# [Set problem]
Return each line of the listing below, unchanged, and omit the images.

# [Supplied material]
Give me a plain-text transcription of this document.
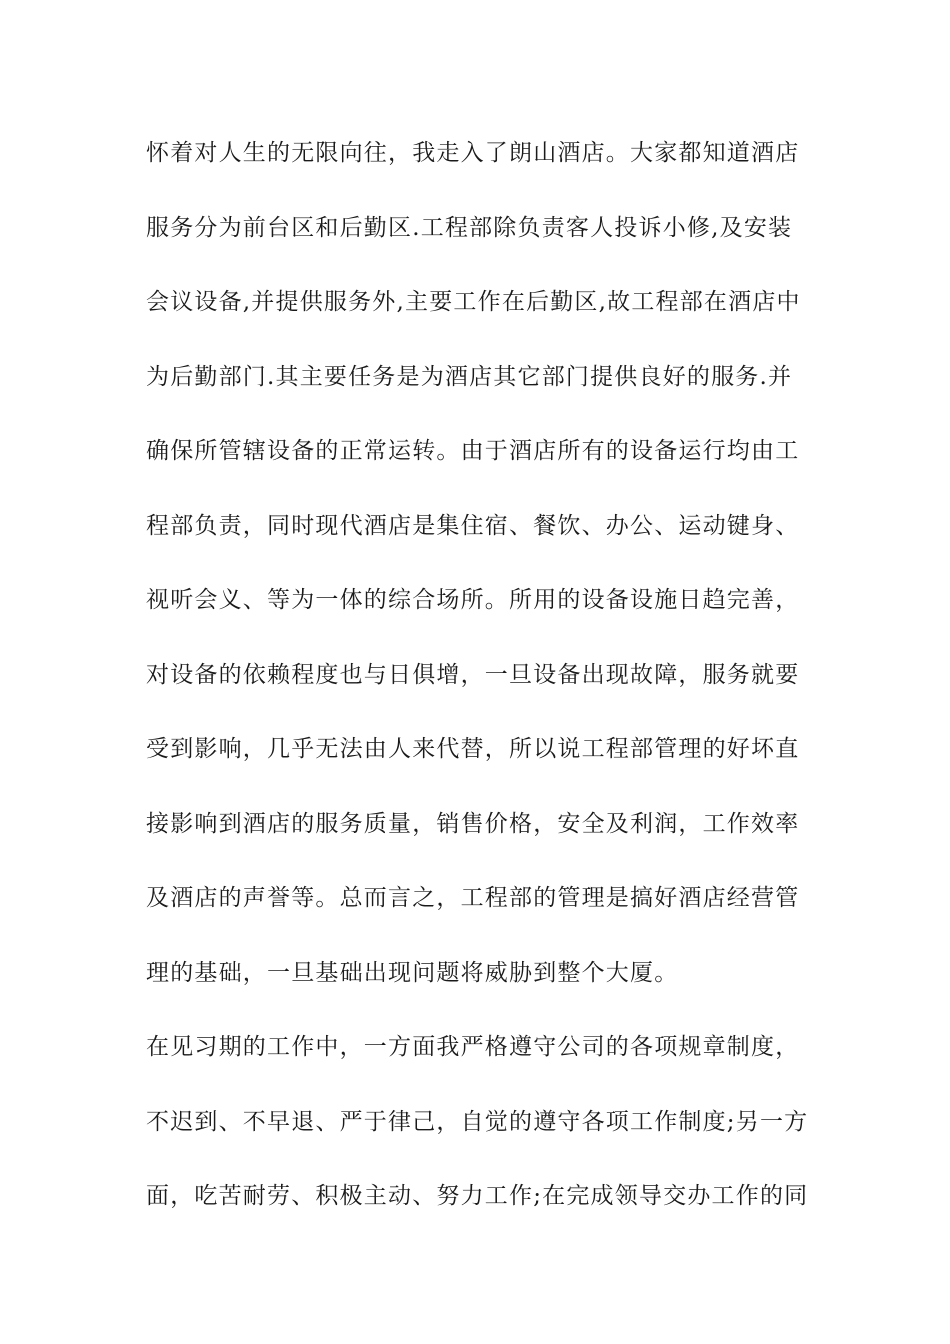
怀着对人生的无限向往，我走入了朗山酒店。大家都知道酒店
服务分为前台区和后勤区.工程部除负责客人投诉小修,及安装
会议设备,并提供服务外,主要工作在后勤区,故工程部在酒店中
为后勤部门.其主要任务是为酒店其它部门提供良好的服务.并
确保所管辖设备的正常运转。由于酒店所有的设备运行均由工
程部负责，同时现代酒店是集住宿、餐饮、办公、运动键身、
视听会义、等为一体的综合场所。所用的设备设施日趋完善，
对设备的依赖程度也与日俱增，一旦设备出现故障，服务就要
受到影响，几乎无法由人来代替，所以说工程部管理的好坏直
接影响到酒店的服务质量，销售价格，安全及利润，工作效率
及酒店的声誉等。总而言之，工程部的管理是搞好酒店经营管
理的基础，一旦基础出现问题将威胁到整个大厦。
在见习期的工作中，一方面我严格遵守公司的各项规章制度，
不迟到、不早退、严于律己，自觉的遵守各项工作制度;另一方
面，吃苦耐劳、积极主动、努力工作;在完成领导交办工作的同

# [Response to this task]
Give me a plain-text transcription of this document.
怀着对人生的无限向往，我走入了朗山酒店。大家都知道酒店
服务分为前台区和后勤区.工程部除负责客人投诉小修,及安装
会议设备,并提供服务外,主要工作在后勤区,故工程部在酒店中
为后勤部门.其主要任务是为酒店其它部门提供良好的服务.并
确保所管辖设备的正常运转。由于酒店所有的设备运行均由工
程部负责，同时现代酒店是集住宿、餐饮、办公、运动键身、
视听会义、等为一体的综合场所。所用的设备设施日趋完善，
对设备的依赖程度也与日俱增，一旦设备出现故障，服务就要
受到影响，几乎无法由人来代替，所以说工程部管理的好坏直
接影响到酒店的服务质量，销售价格，安全及利润，工作效率
及酒店的声誉等。总而言之，工程部的管理是搞好酒店经营管
理的基础，一旦基础出现问题将威胁到整个大厦。
在见习期的工作中，一方面我严格遵守公司的各项规章制度，
不迟到、不早退、严于律己，自觉的遵守各项工作制度;另一方
面，吃苦耐劳、积极主动、努力工作;在完成领导交办工作的同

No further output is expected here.